Print out every line, exactly as written.

[A block of data]
+++++
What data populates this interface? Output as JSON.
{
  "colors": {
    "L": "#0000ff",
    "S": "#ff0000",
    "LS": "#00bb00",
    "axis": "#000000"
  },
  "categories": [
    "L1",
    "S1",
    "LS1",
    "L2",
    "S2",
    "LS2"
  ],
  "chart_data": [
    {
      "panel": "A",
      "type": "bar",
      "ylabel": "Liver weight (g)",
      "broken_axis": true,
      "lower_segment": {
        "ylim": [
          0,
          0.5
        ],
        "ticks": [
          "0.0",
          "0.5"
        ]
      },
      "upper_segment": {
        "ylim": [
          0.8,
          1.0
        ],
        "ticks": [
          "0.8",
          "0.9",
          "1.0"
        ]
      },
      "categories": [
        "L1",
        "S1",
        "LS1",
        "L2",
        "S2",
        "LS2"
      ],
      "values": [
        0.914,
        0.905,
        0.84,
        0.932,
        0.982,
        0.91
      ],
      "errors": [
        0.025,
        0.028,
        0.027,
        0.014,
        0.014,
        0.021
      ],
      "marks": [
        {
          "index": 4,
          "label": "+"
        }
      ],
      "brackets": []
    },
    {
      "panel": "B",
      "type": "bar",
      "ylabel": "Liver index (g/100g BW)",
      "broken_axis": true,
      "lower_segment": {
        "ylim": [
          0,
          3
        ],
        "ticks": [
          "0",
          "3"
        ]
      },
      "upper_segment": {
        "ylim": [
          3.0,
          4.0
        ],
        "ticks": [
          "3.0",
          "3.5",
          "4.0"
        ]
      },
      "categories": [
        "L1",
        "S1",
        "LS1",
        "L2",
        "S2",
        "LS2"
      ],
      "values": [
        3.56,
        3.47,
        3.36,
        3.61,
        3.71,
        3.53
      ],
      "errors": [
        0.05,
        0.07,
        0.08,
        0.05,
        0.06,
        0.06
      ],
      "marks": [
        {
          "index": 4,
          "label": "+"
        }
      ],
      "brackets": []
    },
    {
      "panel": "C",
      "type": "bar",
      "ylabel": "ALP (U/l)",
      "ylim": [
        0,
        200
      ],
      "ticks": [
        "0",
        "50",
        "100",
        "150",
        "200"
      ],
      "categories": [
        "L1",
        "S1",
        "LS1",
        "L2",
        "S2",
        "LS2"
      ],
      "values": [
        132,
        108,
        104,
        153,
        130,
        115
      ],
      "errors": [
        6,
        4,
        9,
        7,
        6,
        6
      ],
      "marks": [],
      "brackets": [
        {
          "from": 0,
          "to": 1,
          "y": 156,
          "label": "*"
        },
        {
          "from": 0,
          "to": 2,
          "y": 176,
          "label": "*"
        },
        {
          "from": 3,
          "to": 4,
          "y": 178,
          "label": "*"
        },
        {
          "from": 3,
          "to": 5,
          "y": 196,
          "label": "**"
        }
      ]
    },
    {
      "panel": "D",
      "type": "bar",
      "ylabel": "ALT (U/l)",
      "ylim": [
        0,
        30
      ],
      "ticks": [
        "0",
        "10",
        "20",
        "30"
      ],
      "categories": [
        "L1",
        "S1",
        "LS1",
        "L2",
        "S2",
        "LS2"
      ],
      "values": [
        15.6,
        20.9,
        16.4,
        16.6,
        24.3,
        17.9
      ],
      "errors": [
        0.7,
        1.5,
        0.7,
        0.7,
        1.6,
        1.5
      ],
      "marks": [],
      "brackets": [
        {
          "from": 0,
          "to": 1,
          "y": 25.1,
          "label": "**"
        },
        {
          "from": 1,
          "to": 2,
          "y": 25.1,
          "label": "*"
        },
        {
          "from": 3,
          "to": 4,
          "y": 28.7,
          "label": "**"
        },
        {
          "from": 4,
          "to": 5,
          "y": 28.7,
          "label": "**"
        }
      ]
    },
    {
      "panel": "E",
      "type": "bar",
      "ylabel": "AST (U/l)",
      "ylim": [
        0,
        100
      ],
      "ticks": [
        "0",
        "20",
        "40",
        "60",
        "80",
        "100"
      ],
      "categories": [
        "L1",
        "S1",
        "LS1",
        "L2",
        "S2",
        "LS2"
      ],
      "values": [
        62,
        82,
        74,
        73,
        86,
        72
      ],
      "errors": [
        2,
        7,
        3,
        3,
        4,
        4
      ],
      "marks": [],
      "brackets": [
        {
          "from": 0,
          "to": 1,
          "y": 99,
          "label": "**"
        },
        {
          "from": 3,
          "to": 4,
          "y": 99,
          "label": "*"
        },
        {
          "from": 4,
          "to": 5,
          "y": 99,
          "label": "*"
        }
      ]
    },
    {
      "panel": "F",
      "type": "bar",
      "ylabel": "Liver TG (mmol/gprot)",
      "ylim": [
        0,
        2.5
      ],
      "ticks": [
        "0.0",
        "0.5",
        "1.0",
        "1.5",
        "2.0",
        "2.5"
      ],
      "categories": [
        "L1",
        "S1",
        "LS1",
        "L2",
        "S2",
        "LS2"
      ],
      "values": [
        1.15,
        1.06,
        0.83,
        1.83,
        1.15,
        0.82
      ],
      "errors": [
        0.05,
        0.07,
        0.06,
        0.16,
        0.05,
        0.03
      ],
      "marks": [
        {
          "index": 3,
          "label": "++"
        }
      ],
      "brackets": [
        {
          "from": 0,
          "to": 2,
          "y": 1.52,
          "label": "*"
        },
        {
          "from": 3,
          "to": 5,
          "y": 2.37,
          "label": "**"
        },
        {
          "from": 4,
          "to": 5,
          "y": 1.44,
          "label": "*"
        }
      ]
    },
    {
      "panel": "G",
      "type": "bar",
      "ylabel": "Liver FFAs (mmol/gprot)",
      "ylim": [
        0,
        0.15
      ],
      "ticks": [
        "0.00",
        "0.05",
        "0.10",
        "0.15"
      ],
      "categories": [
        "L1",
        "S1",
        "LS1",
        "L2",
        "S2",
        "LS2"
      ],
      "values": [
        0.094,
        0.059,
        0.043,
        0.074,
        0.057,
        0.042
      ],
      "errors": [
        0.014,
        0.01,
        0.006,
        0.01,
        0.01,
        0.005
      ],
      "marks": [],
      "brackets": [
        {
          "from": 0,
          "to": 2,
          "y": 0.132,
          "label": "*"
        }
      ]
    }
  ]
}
+++++
RESPONSE TO THE TASK
What data populates this interface? Output as JSON.
{
  "colors": {
    "L": "#0000ff",
    "S": "#ff0000",
    "LS": "#00bb00",
    "axis": "#000000"
  },
  "categories": [
    "L1",
    "S1",
    "LS1",
    "L2",
    "S2",
    "LS2"
  ],
  "chart_data": [
    {
      "panel": "A",
      "type": "bar",
      "ylabel": "Liver weight (g)",
      "broken_axis": true,
      "lower_segment": {
        "ylim": [
          0,
          0.5
        ],
        "ticks": [
          "0.0",
          "0.5"
        ]
      },
      "upper_segment": {
        "ylim": [
          0.8,
          1.0
        ],
        "ticks": [
          "0.8",
          "0.9",
          "1.0"
        ]
      },
      "categories": [
        "L1",
        "S1",
        "LS1",
        "L2",
        "S2",
        "LS2"
      ],
      "values": [
        0.914,
        0.905,
        0.84,
        0.932,
        0.982,
        0.91
      ],
      "errors": [
        0.025,
        0.028,
        0.027,
        0.014,
        0.014,
        0.021
      ],
      "marks": [
        {
          "index": 4,
          "label": "+"
        }
      ],
      "brackets": []
    },
    {
      "panel": "B",
      "type": "bar",
      "ylabel": "Liver index (g/100g BW)",
      "broken_axis": true,
      "lower_segment": {
        "ylim": [
          0,
          3
        ],
        "ticks": [
          "0",
          "3"
        ]
      },
      "upper_segment": {
        "ylim": [
          3.0,
          4.0
        ],
        "ticks": [
          "3.0",
          "3.5",
          "4.0"
        ]
      },
      "categories": [
        "L1",
        "S1",
        "LS1",
        "L2",
        "S2",
        "LS2"
      ],
      "values": [
        3.56,
        3.47,
        3.36,
        3.61,
        3.71,
        3.53
      ],
      "errors": [
        0.05,
        0.07,
        0.08,
        0.05,
        0.06,
        0.06
      ],
      "marks": [
        {
          "index": 4,
          "label": "+"
        }
      ],
      "brackets": []
    },
    {
      "panel": "C",
      "type": "bar",
      "ylabel": "ALP (U/l)",
      "ylim": [
        0,
        200
      ],
      "ticks": [
        "0",
        "50",
        "100",
        "150",
        "200"
      ],
      "categories": [
        "L1",
        "S1",
        "LS1",
        "L2",
        "S2",
        "LS2"
      ],
      "values": [
        132,
        108,
        104,
        153,
        130,
        115
      ],
      "errors": [
        6,
        4,
        9,
        7,
        6,
        6
      ],
      "marks": [],
      "brackets": [
        {
          "from": 0,
          "to": 1,
          "y": 156,
          "label": "*"
        },
        {
          "from": 0,
          "to": 2,
          "y": 176,
          "label": "*"
        },
        {
          "from": 3,
          "to": 4,
          "y": 178,
          "label": "*"
        },
        {
          "from": 3,
          "to": 5,
          "y": 196,
          "label": "**"
        }
      ]
    },
    {
      "panel": "D",
      "type": "bar",
      "ylabel": "ALT (U/l)",
      "ylim": [
        0,
        30
      ],
      "ticks": [
        "0",
        "10",
        "20",
        "30"
      ],
      "categories": [
        "L1",
        "S1",
        "LS1",
        "L2",
        "S2",
        "LS2"
      ],
      "values": [
        15.6,
        20.9,
        16.4,
        16.6,
        24.3,
        17.9
      ],
      "errors": [
        0.7,
        1.5,
        0.7,
        0.7,
        1.6,
        1.5
      ],
      "marks": [],
      "brackets": [
        {
          "from": 0,
          "to": 1,
          "y": 25.1,
          "label": "**"
        },
        {
          "from": 1,
          "to": 2,
          "y": 25.1,
          "label": "*"
        },
        {
          "from": 3,
          "to": 4,
          "y": 28.7,
          "label": "**"
        },
        {
          "from": 4,
          "to": 5,
          "y": 28.7,
          "label": "**"
        }
      ]
    },
    {
      "panel": "E",
      "type": "bar",
      "ylabel": "AST (U/l)",
      "ylim": [
        0,
        100
      ],
      "ticks": [
        "0",
        "20",
        "40",
        "60",
        "80",
        "100"
      ],
      "categories": [
        "L1",
        "S1",
        "LS1",
        "L2",
        "S2",
        "LS2"
      ],
      "values": [
        62,
        82,
        74,
        73,
        86,
        72
      ],
      "errors": [
        2,
        7,
        3,
        3,
        4,
        4
      ],
      "marks": [],
      "brackets": [
        {
          "from": 0,
          "to": 1,
          "y": 99,
          "label": "**"
        },
        {
          "from": 3,
          "to": 4,
          "y": 99,
          "label": "*"
        },
        {
          "from": 4,
          "to": 5,
          "y": 99,
          "label": "*"
        }
      ]
    },
    {
      "panel": "F",
      "type": "bar",
      "ylabel": "Liver TG (mmol/gprot)",
      "ylim": [
        0,
        2.5
      ],
      "ticks": [
        "0.0",
        "0.5",
        "1.0",
        "1.5",
        "2.0",
        "2.5"
      ],
      "categories": [
        "L1",
        "S1",
        "LS1",
        "L2",
        "S2",
        "LS2"
      ],
      "values": [
        1.15,
        1.06,
        0.83,
        1.83,
        1.15,
        0.82
      ],
      "errors": [
        0.05,
        0.07,
        0.06,
        0.16,
        0.05,
        0.03
      ],
      "marks": [
        {
          "index": 3,
          "label": "++"
        }
      ],
      "brackets": [
        {
          "from": 0,
          "to": 2,
          "y": 1.52,
          "label": "*"
        },
        {
          "from": 3,
          "to": 5,
          "y": 2.37,
          "label": "**"
        },
        {
          "from": 4,
          "to": 5,
          "y": 1.44,
          "label": "*"
        }
      ]
    },
    {
      "panel": "G",
      "type": "bar",
      "ylabel": "Liver FFAs (mmol/gprot)",
      "ylim": [
        0,
        0.15
      ],
      "ticks": [
        "0.00",
        "0.05",
        "0.10",
        "0.15"
      ],
      "categories": [
        "L1",
        "S1",
        "LS1",
        "L2",
        "S2",
        "LS2"
      ],
      "values": [
        0.094,
        0.059,
        0.043,
        0.074,
        0.057,
        0.042
      ],
      "errors": [
        0.014,
        0.01,
        0.006,
        0.01,
        0.01,
        0.005
      ],
      "marks": [],
      "brackets": [
        {
          "from": 0,
          "to": 2,
          "y": 0.132,
          "label": "*"
        }
      ]
    }
  ]
}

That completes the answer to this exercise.